• THE EXERCISE: Produce an exact copy of all the records.

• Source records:
────────────────

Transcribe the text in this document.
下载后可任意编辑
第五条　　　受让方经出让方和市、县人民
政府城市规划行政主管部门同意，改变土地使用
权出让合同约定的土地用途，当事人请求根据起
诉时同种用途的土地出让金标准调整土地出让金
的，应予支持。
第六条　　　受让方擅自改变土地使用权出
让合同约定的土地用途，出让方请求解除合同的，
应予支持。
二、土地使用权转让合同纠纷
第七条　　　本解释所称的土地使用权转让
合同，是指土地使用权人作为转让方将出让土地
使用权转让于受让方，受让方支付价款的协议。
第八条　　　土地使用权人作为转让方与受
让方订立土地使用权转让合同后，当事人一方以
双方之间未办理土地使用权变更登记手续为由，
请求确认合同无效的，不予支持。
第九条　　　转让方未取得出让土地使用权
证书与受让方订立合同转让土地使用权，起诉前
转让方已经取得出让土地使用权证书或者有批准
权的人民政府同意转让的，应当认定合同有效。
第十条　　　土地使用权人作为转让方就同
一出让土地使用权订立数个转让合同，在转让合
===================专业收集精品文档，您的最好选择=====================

────────────────

• RESULT BELOW:
Transcribe the text in this document.
下载后可任意编辑
第五条　　　受让方经出让方和市、县人民
政府城市规划行政主管部门同意，改变土地使用
权出让合同约定的土地用途，当事人请求根据起
诉时同种用途的土地出让金标准调整土地出让金
的，应予支持。
第六条　　　受让方擅自改变土地使用权出
让合同约定的土地用途，出让方请求解除合同的，
应予支持。
二、土地使用权转让合同纠纷
第七条　　　本解释所称的土地使用权转让
合同，是指土地使用权人作为转让方将出让土地
使用权转让于受让方，受让方支付价款的协议。
第八条　　　土地使用权人作为转让方与受
让方订立土地使用权转让合同后，当事人一方以
双方之间未办理土地使用权变更登记手续为由，
请求确认合同无效的，不予支持。
第九条　　　转让方未取得出让土地使用权
证书与受让方订立合同转让土地使用权，起诉前
转让方已经取得出让土地使用权证书或者有批准
权的人民政府同意转让的，应当认定合同有效。
第十条　　　土地使用权人作为转让方就同
一出让土地使用权订立数个转让合同，在转让合
===================专业收集精品文档，您的最好选择=====================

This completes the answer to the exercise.